• **Stated exercise**
Comb the records below for the string "arrow" and copy each line where it turns up.

Rows from a dataset
------------------------------------

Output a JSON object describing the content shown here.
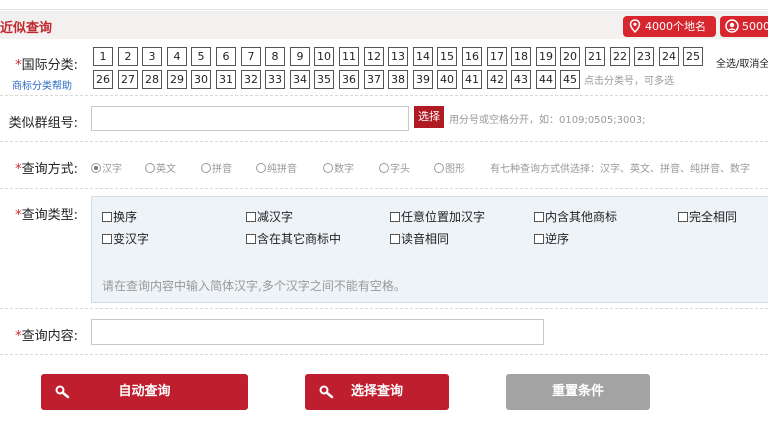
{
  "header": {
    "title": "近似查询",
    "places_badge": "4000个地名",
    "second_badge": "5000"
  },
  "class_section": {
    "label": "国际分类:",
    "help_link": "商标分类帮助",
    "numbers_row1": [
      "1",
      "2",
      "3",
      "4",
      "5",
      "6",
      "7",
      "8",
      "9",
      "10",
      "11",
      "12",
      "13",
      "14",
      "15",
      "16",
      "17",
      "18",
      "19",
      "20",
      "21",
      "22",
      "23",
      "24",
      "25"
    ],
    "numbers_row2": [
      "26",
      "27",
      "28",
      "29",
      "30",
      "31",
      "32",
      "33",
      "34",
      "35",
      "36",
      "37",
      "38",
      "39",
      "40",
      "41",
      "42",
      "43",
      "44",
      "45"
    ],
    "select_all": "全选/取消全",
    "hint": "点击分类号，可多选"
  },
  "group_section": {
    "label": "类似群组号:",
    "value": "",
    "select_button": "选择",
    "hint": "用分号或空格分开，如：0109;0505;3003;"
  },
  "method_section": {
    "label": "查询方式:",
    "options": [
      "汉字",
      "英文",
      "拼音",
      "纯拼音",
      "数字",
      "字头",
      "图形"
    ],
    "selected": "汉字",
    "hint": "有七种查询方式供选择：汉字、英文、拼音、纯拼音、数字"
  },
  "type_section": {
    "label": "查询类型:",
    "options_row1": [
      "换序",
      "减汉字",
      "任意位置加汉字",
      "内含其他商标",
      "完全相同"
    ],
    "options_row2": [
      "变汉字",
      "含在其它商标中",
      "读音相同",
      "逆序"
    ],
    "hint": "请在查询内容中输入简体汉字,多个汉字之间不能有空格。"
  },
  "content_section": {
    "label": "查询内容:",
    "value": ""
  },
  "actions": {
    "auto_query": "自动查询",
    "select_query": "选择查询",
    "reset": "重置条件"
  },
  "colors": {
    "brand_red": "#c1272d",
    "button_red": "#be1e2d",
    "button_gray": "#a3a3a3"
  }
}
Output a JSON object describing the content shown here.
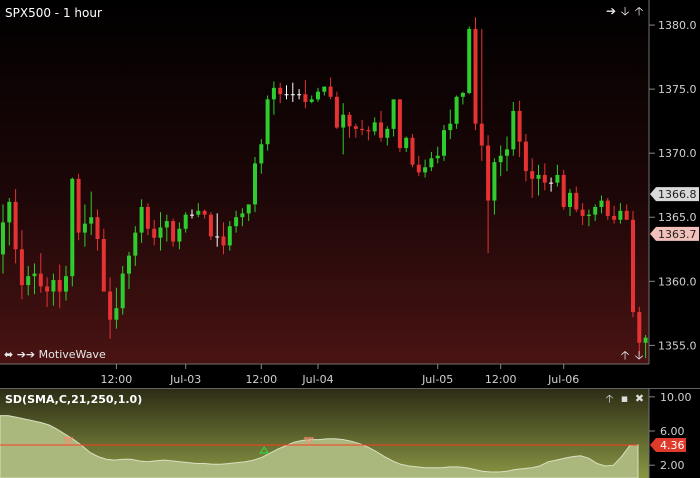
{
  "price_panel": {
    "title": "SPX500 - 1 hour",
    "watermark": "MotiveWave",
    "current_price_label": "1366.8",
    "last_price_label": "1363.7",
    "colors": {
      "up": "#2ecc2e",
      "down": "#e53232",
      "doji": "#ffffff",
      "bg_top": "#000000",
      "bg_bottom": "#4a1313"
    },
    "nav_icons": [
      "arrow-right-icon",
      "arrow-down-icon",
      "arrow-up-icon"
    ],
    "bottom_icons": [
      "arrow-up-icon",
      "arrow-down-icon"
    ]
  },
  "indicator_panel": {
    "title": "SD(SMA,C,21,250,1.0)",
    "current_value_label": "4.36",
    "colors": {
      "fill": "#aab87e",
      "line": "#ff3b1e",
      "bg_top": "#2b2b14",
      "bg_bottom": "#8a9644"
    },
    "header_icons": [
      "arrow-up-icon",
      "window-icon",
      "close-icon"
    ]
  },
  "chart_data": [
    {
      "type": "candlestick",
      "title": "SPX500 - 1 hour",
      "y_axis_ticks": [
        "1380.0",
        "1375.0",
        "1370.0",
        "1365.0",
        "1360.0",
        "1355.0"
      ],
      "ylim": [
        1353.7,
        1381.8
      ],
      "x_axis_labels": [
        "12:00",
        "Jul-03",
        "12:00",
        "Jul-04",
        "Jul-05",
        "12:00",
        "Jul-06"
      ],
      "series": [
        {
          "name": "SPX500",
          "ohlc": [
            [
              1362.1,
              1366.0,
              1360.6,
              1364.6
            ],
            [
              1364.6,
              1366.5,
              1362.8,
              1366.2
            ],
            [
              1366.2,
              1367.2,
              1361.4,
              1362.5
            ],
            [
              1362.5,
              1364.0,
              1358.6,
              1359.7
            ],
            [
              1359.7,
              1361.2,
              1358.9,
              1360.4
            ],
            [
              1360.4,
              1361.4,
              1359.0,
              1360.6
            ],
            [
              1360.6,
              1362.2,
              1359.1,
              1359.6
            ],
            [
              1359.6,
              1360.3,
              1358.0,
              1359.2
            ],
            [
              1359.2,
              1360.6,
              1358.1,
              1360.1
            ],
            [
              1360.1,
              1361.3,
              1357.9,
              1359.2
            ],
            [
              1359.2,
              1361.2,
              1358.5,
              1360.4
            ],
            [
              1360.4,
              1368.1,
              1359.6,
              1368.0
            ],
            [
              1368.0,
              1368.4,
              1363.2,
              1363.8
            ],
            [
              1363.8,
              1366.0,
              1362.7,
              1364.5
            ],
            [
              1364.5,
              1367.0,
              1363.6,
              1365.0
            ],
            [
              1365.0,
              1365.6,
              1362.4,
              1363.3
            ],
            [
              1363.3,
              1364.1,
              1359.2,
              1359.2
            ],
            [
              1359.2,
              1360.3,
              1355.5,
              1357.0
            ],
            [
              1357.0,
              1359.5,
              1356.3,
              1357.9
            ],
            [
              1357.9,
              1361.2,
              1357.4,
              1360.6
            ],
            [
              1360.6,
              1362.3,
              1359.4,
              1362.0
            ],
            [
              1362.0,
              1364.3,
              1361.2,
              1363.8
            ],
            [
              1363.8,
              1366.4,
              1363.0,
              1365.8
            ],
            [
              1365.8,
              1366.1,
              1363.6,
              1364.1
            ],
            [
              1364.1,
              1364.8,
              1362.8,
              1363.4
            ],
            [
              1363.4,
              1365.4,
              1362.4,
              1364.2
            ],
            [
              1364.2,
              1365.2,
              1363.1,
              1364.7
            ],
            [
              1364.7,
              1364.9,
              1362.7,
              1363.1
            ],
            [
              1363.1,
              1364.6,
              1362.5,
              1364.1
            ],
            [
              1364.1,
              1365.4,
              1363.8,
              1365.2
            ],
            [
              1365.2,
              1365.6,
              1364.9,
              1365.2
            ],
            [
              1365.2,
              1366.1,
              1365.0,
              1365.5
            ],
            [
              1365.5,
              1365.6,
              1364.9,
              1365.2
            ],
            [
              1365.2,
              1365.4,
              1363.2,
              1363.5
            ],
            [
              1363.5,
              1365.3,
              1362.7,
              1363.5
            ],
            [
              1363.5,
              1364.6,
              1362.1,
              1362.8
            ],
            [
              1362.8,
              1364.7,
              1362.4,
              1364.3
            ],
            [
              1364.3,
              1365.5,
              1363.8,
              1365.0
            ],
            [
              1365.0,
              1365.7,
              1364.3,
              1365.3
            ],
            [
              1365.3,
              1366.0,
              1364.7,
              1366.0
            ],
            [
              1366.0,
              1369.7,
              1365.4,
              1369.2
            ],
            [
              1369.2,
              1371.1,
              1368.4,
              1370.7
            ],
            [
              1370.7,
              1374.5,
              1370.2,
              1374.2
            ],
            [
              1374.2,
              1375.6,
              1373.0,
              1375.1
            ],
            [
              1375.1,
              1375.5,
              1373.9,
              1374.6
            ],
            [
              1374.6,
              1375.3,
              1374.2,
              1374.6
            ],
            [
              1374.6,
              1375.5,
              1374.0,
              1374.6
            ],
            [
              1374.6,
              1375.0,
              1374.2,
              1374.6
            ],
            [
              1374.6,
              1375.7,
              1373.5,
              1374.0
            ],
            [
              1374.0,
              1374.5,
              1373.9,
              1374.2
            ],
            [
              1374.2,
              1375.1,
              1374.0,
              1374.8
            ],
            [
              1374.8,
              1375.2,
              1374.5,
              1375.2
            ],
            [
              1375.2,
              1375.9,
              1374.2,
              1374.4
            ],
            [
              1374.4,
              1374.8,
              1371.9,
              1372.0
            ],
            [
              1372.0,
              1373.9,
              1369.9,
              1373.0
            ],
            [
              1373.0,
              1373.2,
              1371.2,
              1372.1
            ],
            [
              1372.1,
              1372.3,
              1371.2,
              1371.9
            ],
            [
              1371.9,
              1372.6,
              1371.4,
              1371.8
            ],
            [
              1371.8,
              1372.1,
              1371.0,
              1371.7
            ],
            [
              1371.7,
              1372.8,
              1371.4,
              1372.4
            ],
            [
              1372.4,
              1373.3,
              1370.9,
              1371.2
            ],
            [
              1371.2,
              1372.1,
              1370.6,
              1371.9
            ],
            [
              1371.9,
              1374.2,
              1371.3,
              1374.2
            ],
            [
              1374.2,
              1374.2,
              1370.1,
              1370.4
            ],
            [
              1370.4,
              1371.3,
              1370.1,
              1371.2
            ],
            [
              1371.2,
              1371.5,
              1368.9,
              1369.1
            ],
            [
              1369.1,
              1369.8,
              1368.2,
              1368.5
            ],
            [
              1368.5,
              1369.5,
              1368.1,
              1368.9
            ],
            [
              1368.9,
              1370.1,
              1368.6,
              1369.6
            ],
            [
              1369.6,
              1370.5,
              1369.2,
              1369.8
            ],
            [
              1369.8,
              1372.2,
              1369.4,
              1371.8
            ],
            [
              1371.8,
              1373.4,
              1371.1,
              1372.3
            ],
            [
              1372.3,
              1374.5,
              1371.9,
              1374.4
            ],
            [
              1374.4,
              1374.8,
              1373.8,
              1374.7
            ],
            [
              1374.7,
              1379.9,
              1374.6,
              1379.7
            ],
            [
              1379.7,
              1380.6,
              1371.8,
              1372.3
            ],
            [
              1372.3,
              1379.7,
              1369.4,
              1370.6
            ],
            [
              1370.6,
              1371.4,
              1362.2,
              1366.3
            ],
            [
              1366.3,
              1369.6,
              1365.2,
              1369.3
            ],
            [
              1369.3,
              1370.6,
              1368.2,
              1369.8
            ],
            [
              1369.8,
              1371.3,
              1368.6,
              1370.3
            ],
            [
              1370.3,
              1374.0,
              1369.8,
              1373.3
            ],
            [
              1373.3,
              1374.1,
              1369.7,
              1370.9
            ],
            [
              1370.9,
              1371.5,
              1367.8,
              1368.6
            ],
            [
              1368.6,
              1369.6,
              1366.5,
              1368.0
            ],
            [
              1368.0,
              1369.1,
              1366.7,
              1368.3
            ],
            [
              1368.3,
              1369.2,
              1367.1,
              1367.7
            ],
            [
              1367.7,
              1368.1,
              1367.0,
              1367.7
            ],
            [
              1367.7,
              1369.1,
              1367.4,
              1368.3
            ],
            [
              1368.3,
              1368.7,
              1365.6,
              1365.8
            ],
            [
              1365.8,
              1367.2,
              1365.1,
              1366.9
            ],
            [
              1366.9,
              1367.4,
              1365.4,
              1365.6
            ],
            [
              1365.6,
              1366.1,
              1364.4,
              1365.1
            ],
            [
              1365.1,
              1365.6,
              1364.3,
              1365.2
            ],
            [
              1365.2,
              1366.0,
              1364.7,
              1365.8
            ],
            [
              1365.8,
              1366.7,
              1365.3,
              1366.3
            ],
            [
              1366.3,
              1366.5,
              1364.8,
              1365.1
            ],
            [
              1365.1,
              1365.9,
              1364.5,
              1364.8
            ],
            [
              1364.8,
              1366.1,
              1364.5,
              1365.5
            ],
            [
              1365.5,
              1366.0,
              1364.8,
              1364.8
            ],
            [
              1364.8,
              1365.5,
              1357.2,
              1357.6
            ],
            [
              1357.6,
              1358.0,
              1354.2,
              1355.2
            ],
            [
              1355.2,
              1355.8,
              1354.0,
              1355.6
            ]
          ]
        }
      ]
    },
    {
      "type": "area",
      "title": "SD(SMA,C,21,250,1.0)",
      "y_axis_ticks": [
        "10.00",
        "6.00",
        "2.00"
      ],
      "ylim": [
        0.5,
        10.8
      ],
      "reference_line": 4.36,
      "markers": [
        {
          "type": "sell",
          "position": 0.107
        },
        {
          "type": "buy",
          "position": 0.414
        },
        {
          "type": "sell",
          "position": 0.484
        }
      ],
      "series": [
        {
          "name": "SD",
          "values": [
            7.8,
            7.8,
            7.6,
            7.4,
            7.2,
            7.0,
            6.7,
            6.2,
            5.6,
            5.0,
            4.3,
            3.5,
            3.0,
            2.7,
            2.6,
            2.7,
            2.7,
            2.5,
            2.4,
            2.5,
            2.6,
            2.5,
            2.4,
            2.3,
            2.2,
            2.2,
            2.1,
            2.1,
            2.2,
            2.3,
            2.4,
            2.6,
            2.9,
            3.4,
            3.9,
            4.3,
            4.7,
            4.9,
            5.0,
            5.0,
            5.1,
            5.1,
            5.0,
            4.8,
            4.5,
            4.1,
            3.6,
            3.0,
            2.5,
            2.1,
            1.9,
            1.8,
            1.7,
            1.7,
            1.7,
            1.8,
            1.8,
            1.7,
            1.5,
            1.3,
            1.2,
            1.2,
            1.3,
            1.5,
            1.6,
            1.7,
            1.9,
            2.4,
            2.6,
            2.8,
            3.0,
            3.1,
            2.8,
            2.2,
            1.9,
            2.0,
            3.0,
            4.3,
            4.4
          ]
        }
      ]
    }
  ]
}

------------------------------------

• **Worked solution**
      "arrow-right-icon",
      "arrow-down-icon",
      "arrow-up-icon"
      "arrow-up-icon",
      "arrow-down-icon"
      "arrow-up-icon",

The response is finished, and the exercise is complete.